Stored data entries
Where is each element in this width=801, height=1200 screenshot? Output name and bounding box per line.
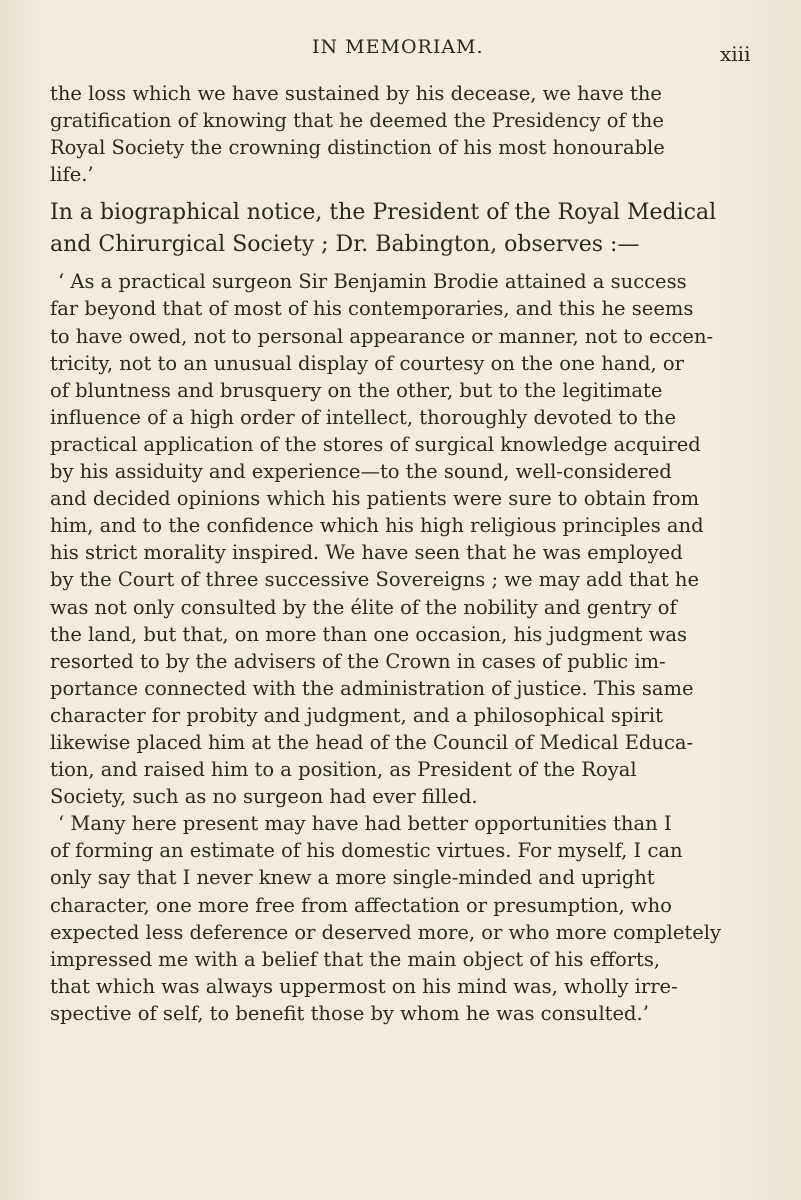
- paragraph-2: [50, 197, 736, 260]
- text-line: Royal Society the crowning distinction of his most honourable: [50, 136, 665, 160]
- running-head: IN MEMORIAM.: [312, 36, 484, 58]
- text-line: spective of self, to benefit those by whom he was consulted.’: [50, 1001, 649, 1025]
- text-line: life.’: [50, 163, 94, 187]
- paragraph-3: [50, 268, 736, 810]
- text-line: the land, but that, on more than one occasion, his judgment was: [50, 622, 688, 646]
- text-line: character, one more free from affectation or presumption, who: [50, 893, 672, 917]
- page-header: [0, 36, 801, 66]
- text-line: likewise placed him at the head of the Council of Medical Educa-: [50, 730, 694, 754]
- text-line: him, and to the confidence which his high religious principles and: [50, 514, 704, 538]
- text-line: his strict morality inspired. We have seen that he was employed: [50, 541, 683, 565]
- text-line: portance connected with the administration of justice. This same: [50, 676, 694, 700]
- text-line: Society, such as no surgeon had ever filled.: [50, 785, 478, 809]
- text-line: practical application of the stores of surgical knowledge acquired: [50, 432, 701, 456]
- text-line: expected less deference or deserved more, or who more completely: [50, 920, 722, 944]
- text-line: was not only consulted by the élite of the nobility and gentry of: [50, 595, 677, 619]
- page-number: xiii: [720, 42, 751, 66]
- text-line: character for probity and judgment, and a philosophical spirit: [50, 703, 663, 727]
- text-line: ‘ Many here present may have had better opportunities than I: [58, 812, 672, 836]
- text-line: of forming an estimate of his domestic virtues. For myself, I can: [50, 839, 683, 863]
- text-line: gratification of knowing that he deemed the Presidency of the: [50, 109, 664, 133]
- paragraph-1: [50, 80, 736, 188]
- text-line: resorted to by the advisers of the Crown in cases of public im-: [50, 649, 666, 673]
- text-line: influence of a high order of intellect, thoroughly devoted to the: [50, 405, 677, 429]
- text-line: only say that I never knew a more single-minded and upright: [50, 866, 655, 890]
- text-line: by the Court of three successive Sovereigns ; we may add that he: [50, 568, 699, 592]
- text-line: tricity, not to an unusual display of courtesy on the one hand, or: [50, 351, 684, 375]
- text-line: tion, and raised him to a position, as President of the Royal: [50, 758, 637, 782]
- text-line: of bluntness and brusquery on the other, but to the legitimate: [50, 378, 663, 402]
- text-line: ‘ As a practical surgeon Sir Benjamin Brodie attained a success: [58, 270, 687, 294]
- text-line: In a biographical notice, the President of the Royal Medical: [50, 200, 717, 226]
- text-line: far beyond that of most of his contemporaries, and this he seems: [50, 297, 694, 321]
- text-line: to have owed, not to personal appearance or manner, not to eccen-: [50, 324, 714, 348]
- text-line: impressed me with a belief that the main object of his efforts,: [50, 947, 661, 971]
- paragraph-4: [50, 810, 736, 1027]
- text-line: that which was always uppermost on his mind was, wholly irre-: [50, 974, 678, 998]
- body-text: [50, 80, 736, 1027]
- text-line: and Chirurgical Society ; Dr. Babington, observes :—: [50, 231, 640, 257]
- text-line: the loss which we have sustained by his decease, we have the: [50, 82, 662, 105]
- text-line: by his assiduity and experience—to the sound, well-considered: [50, 460, 672, 484]
- text-line: and decided opinions which his patients were sure to obtain from: [50, 487, 700, 511]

Exercise instructions. Images aside, return each entry above precisely as it stands.

Exercise output.
Where is each element in this width=801, height=1200 screenshot? Output name and bounding box per line.
- paragraph-2: [50, 197, 736, 260]
- text-line: Royal Society the crowning distinction of his most honourable: [50, 136, 665, 160]
- running-head: IN MEMORIAM.: [312, 36, 484, 58]
- text-line: spective of self, to benefit those by whom he was consulted.’: [50, 1001, 649, 1025]
- text-line: life.’: [50, 163, 94, 187]
- paragraph-3: [50, 268, 736, 810]
- text-line: the land, but that, on more than one occasion, his judgment was: [50, 622, 688, 646]
- text-line: character, one more free from affectation or presumption, who: [50, 893, 672, 917]
- page-header: [0, 36, 801, 66]
- text-line: likewise placed him at the head of the Council of Medical Educa-: [50, 730, 694, 754]
- text-line: him, and to the confidence which his high religious principles and: [50, 514, 704, 538]
- text-line: his strict morality inspired. We have seen that he was employed: [50, 541, 683, 565]
- text-line: portance connected with the administration of justice. This same: [50, 676, 694, 700]
- text-line: Society, such as no surgeon had ever filled.: [50, 785, 478, 809]
- text-line: practical application of the stores of surgical knowledge acquired: [50, 432, 701, 456]
- text-line: expected less deference or deserved more, or who more completely: [50, 920, 722, 944]
- text-line: was not only consulted by the élite of the nobility and gentry of: [50, 595, 677, 619]
- page-number: xiii: [720, 42, 751, 66]
- text-line: character for probity and judgment, and a philosophical spirit: [50, 703, 663, 727]
- text-line: ‘ Many here present may have had better opportunities than I: [58, 812, 672, 836]
- text-line: of forming an estimate of his domestic virtues. For myself, I can: [50, 839, 683, 863]
- text-line: gratification of knowing that he deemed the Presidency of the: [50, 109, 664, 133]
- paragraph-1: [50, 80, 736, 188]
- text-line: resorted to by the advisers of the Crown in cases of public im-: [50, 649, 666, 673]
- text-line: influence of a high order of intellect, thoroughly devoted to the: [50, 405, 677, 429]
- text-line: only say that I never knew a more single-minded and upright: [50, 866, 655, 890]
- text-line: by the Court of three successive Sovereigns ; we may add that he: [50, 568, 699, 592]
- text-line: tricity, not to an unusual display of courtesy on the one hand, or: [50, 351, 684, 375]
- text-line: tion, and raised him to a position, as President of the Royal: [50, 758, 637, 782]
- text-line: of bluntness and brusquery on the other, but to the legitimate: [50, 378, 663, 402]
- text-line: ‘ As a practical surgeon Sir Benjamin Brodie attained a success: [58, 270, 687, 294]
- text-line: In a biographical notice, the President of the Royal Medical: [50, 200, 717, 226]
- text-line: far beyond that of most of his contemporaries, and this he seems: [50, 297, 694, 321]
- text-line: to have owed, not to personal appearance or manner, not to eccen-: [50, 324, 714, 348]
- text-line: impressed me with a belief that the main object of his efforts,: [50, 947, 661, 971]
- paragraph-4: [50, 810, 736, 1027]
- text-line: that which was always uppermost on his mind was, wholly irre-: [50, 974, 678, 998]
- body-text: [50, 80, 736, 1027]
- text-line: and Chirurgical Society ; Dr. Babington, observes :—: [50, 231, 640, 257]
- text-line: the loss which we have sustained by his decease, we have the: [50, 82, 662, 105]
- text-line: by his assiduity and experience—to the sound, well-considered: [50, 460, 672, 484]
- text-line: and decided opinions which his patients were sure to obtain from: [50, 487, 700, 511]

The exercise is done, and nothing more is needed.